* What the exercise asks *
Can you copy the records word for word, starting at their first line and ending at the line that contains "Point xyxy=(259,251,268,257)", with both of those lines included?

======== Items ========

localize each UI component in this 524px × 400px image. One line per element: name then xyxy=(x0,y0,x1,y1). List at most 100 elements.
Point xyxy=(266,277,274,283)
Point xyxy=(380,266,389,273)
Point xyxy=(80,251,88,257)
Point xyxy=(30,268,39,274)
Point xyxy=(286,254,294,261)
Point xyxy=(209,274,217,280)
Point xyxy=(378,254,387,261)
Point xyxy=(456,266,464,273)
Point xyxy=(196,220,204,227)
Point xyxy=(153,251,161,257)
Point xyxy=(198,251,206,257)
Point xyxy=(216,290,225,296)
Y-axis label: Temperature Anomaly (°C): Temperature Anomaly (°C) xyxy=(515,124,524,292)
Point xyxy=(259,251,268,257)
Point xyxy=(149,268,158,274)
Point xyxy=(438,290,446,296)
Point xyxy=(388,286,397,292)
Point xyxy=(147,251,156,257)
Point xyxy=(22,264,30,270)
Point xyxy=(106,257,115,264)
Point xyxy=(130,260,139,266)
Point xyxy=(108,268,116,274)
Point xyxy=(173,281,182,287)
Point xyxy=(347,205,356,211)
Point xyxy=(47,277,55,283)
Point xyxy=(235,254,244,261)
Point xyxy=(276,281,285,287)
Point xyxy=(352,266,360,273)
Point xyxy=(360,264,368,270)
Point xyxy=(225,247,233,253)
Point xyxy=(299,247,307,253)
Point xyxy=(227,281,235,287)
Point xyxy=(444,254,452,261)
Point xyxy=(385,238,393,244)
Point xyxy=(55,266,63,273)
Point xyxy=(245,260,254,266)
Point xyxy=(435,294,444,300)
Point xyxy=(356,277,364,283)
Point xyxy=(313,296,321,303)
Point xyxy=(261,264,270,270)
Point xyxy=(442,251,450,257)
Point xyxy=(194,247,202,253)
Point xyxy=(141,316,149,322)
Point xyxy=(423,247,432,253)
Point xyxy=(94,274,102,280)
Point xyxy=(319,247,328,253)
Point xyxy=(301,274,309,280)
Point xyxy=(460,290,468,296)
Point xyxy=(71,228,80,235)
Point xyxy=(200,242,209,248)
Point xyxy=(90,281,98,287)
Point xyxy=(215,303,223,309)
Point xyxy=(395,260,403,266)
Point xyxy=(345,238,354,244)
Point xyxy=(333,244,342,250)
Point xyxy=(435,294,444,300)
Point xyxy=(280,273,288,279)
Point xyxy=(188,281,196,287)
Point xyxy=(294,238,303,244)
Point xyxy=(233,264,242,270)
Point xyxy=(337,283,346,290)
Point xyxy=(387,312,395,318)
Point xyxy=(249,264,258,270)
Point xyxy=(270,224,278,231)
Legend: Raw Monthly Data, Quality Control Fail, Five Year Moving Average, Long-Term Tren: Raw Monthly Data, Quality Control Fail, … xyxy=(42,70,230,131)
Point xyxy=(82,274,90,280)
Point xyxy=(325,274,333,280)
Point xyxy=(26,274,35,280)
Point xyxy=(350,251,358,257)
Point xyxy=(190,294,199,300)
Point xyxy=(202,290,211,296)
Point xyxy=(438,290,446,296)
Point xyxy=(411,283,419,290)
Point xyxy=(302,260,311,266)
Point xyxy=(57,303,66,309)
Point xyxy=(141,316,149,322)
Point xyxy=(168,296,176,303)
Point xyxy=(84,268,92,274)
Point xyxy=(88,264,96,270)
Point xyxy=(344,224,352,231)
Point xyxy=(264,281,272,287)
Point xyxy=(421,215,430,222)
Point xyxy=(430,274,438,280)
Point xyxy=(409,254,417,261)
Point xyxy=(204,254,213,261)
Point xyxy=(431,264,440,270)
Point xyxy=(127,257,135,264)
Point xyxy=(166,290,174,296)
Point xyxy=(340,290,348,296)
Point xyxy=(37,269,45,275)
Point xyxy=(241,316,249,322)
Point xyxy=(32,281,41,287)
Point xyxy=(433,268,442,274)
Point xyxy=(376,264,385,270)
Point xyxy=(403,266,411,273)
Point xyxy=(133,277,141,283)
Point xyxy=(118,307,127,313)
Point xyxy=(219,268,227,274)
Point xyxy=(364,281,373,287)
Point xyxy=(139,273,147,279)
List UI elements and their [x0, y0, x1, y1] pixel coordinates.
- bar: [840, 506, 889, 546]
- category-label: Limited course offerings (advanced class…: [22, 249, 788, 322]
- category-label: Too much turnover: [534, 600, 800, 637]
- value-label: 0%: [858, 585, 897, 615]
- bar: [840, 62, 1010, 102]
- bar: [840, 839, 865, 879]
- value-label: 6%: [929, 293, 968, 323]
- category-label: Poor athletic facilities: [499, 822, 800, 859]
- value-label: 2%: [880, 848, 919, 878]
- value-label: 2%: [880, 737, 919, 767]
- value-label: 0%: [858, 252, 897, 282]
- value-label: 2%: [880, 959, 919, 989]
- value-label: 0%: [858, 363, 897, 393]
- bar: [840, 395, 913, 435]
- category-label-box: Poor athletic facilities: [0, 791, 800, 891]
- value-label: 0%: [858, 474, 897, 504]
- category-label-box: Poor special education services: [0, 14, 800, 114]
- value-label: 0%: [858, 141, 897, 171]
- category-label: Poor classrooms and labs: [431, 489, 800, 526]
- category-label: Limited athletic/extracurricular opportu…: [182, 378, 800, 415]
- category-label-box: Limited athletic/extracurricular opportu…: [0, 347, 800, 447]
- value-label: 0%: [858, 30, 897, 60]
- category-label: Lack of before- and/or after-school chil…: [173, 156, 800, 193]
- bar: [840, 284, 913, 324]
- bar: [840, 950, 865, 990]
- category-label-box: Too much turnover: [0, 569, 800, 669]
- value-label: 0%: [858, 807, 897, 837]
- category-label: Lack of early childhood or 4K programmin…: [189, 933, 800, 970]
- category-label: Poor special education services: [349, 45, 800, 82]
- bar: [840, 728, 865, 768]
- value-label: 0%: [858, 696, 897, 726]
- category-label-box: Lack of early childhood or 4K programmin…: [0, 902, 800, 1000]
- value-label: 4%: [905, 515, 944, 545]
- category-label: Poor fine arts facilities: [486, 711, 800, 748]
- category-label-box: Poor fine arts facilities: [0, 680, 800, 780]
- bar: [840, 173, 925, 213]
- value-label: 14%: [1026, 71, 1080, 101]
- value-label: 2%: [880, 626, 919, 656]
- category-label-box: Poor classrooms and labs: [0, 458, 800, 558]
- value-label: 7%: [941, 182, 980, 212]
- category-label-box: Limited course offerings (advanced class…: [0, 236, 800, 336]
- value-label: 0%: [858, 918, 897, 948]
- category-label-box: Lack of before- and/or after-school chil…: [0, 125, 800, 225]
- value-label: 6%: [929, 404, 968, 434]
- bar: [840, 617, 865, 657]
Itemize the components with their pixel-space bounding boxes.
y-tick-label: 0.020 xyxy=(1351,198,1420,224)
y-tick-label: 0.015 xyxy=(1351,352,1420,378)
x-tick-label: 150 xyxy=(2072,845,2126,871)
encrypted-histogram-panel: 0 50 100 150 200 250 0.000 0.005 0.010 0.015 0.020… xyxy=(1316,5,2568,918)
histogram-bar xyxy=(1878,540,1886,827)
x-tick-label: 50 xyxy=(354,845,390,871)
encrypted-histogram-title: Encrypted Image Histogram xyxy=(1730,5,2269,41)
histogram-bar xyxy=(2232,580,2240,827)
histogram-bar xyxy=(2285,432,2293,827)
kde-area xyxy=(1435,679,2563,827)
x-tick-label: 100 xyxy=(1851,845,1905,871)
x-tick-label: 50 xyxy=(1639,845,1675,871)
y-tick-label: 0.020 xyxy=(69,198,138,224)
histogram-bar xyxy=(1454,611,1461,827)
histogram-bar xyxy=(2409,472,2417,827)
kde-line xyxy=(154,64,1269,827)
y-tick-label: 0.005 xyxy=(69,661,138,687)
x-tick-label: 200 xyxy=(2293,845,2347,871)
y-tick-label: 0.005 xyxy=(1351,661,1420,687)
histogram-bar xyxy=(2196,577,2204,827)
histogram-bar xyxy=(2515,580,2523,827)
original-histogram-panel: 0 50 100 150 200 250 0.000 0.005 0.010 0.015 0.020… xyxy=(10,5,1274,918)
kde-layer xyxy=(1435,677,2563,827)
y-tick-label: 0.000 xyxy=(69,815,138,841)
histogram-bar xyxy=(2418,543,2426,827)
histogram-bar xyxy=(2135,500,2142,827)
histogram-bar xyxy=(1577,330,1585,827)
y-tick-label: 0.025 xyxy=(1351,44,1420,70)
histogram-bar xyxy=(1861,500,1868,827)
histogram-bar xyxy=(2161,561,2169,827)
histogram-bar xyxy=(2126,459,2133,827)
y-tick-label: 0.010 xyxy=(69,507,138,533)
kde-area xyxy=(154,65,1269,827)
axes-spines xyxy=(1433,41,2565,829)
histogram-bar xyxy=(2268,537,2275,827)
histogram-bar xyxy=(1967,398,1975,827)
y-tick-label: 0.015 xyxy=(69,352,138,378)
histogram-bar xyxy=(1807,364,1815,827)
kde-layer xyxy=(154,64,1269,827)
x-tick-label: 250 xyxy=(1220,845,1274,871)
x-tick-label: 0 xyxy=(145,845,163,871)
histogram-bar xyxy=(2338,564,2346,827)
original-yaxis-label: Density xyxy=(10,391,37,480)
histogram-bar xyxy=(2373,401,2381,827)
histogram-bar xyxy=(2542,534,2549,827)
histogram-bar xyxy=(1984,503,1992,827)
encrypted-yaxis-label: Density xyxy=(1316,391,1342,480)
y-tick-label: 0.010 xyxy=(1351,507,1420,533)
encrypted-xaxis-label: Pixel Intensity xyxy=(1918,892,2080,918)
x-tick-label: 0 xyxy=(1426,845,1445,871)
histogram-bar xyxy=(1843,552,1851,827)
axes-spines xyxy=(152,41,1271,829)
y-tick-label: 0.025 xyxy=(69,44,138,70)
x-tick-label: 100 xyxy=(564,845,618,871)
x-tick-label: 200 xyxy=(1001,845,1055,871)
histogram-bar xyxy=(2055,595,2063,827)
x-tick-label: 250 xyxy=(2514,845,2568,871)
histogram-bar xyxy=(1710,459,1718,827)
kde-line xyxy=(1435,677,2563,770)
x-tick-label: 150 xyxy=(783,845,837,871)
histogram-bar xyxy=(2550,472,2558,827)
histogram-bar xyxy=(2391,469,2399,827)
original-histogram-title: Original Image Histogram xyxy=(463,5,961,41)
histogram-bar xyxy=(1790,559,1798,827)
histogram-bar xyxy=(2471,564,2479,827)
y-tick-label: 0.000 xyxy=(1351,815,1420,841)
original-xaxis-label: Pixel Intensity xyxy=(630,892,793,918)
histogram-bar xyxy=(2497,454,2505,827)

========

* Written solution *
localize each UI component in this 524px × 400px image. One line per element: name then xyxy=(x0,y0,x1,y1). List at most 100 elements.
Point xyxy=(266,277,274,283)
Point xyxy=(380,266,389,273)
Point xyxy=(80,251,88,257)
Point xyxy=(30,268,39,274)
Point xyxy=(286,254,294,261)
Point xyxy=(209,274,217,280)
Point xyxy=(378,254,387,261)
Point xyxy=(456,266,464,273)
Point xyxy=(196,220,204,227)
Point xyxy=(153,251,161,257)
Point xyxy=(198,251,206,257)
Point xyxy=(216,290,225,296)
Y-axis label: Temperature Anomaly (°C): Temperature Anomaly (°C) xyxy=(515,124,524,292)
Point xyxy=(259,251,268,257)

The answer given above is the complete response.